### What is needed
Copy every record below exactly.

### Supplied data

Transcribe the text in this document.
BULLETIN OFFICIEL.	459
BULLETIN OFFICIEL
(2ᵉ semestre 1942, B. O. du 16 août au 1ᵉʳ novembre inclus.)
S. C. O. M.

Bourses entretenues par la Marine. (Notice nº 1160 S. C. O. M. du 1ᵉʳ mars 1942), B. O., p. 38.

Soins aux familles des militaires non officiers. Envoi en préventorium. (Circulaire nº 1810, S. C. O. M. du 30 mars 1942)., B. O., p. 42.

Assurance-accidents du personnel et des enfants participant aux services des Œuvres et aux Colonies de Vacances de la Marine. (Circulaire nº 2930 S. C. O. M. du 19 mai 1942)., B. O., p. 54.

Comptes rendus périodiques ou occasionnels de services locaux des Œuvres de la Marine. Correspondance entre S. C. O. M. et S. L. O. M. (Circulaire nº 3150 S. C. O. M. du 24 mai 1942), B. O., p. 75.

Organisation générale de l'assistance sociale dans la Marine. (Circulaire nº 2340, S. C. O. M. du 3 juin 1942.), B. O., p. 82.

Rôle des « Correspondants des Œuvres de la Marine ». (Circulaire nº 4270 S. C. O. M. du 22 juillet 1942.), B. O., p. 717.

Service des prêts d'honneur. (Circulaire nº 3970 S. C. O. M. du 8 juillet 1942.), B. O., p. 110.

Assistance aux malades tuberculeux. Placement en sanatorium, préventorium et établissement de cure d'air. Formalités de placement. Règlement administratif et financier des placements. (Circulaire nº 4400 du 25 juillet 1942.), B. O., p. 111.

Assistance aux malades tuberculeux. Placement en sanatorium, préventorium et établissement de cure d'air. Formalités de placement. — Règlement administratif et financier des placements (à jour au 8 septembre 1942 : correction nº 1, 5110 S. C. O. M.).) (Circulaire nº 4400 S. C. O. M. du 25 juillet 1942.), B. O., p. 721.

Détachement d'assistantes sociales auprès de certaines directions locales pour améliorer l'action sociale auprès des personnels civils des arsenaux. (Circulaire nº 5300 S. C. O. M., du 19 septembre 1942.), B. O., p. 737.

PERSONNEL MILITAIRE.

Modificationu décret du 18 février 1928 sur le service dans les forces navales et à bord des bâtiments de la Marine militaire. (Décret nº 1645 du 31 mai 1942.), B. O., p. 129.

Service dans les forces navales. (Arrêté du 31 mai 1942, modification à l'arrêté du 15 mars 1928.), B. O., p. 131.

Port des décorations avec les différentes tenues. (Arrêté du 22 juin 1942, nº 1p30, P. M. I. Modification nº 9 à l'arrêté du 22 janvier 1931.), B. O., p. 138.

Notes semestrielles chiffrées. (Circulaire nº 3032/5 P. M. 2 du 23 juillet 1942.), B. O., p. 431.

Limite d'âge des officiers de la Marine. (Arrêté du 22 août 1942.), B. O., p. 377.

### Written solution
Transcribe the text in this document.
BULLETIN OFFICIEL.	459
BULLETIN OFFICIEL
(2ᵉ semestre 1942, B. O. du 16 août au 1ᵉʳ novembre inclus.)
S. C. O. M.

Bourses entretenues par la Marine. (Notice nº 1160 S. C. O. M. du 1ᵉʳ mars 1942), B. O., p. 38.

Soins aux familles des militaires non officiers. Envoi en préventorium. (Circulaire nº 1810, S. C. O. M. du 30 mars 1942)., B. O., p. 42.

Assurance-accidents du personnel et des enfants participant aux services des Œuvres et aux Colonies de Vacances de la Marine. (Circulaire nº 2930 S. C. O. M. du 19 mai 1942)., B. O., p. 54.

Comptes rendus périodiques ou occasionnels de services locaux des Œuvres de la Marine. Correspondance entre S. C. O. M. et S. L. O. M. (Circulaire nº 3150 S. C. O. M. du 24 mai 1942), B. O., p. 75.

Organisation générale de l'assistance sociale dans la Marine. (Circulaire nº 2340, S. C. O. M. du 3 juin 1942.), B. O., p. 82.

Rôle des « Correspondants des Œuvres de la Marine ». (Circulaire nº 4270 S. C. O. M. du 22 juillet 1942.), B. O., p. 717.

Service des prêts d'honneur. (Circulaire nº 3970 S. C. O. M. du 8 juillet 1942.), B. O., p. 110.

Assistance aux malades tuberculeux. Placement en sanatorium, préventorium et établissement de cure d'air. Formalités de placement. Règlement administratif et financier des placements. (Circulaire nº 4400 du 25 juillet 1942.), B. O., p. 111.

Assistance aux malades tuberculeux. Placement en sanatorium, préventorium et établissement de cure d'air. Formalités de placement. — Règlement administratif et financier des placements (à jour au 8 septembre 1942 : correction nº 1, 5110 S. C. O. M.).) (Circulaire nº 4400 S. C. O. M. du 25 juillet 1942.), B. O., p. 721.

Détachement d'assistantes sociales auprès de certaines directions locales pour améliorer l'action sociale auprès des personnels civils des arsenaux. (Circulaire nº 5300 S. C. O. M., du 19 septembre 1942.), B. O., p. 737.

PERSONNEL MILITAIRE.

Modificationu décret du 18 février 1928 sur le service dans les forces navales et à bord des bâtiments de la Marine militaire. (Décret nº 1645 du 31 mai 1942.), B. O., p. 129.

Service dans les forces navales. (Arrêté du 31 mai 1942, modification à l'arrêté du 15 mars 1928.), B. O., p. 131.

Port des décorations avec les différentes tenues. (Arrêté du 22 juin 1942, nº 1p30, P. M. I. Modification nº 9 à l'arrêté du 22 janvier 1931.), B. O., p. 138.

Notes semestrielles chiffrées. (Circulaire nº 3032/5 P. M. 2 du 23 juillet 1942.), B. O., p. 431.

Limite d'âge des officiers de la Marine. (Arrêté du 22 août 1942.), B. O., p. 377.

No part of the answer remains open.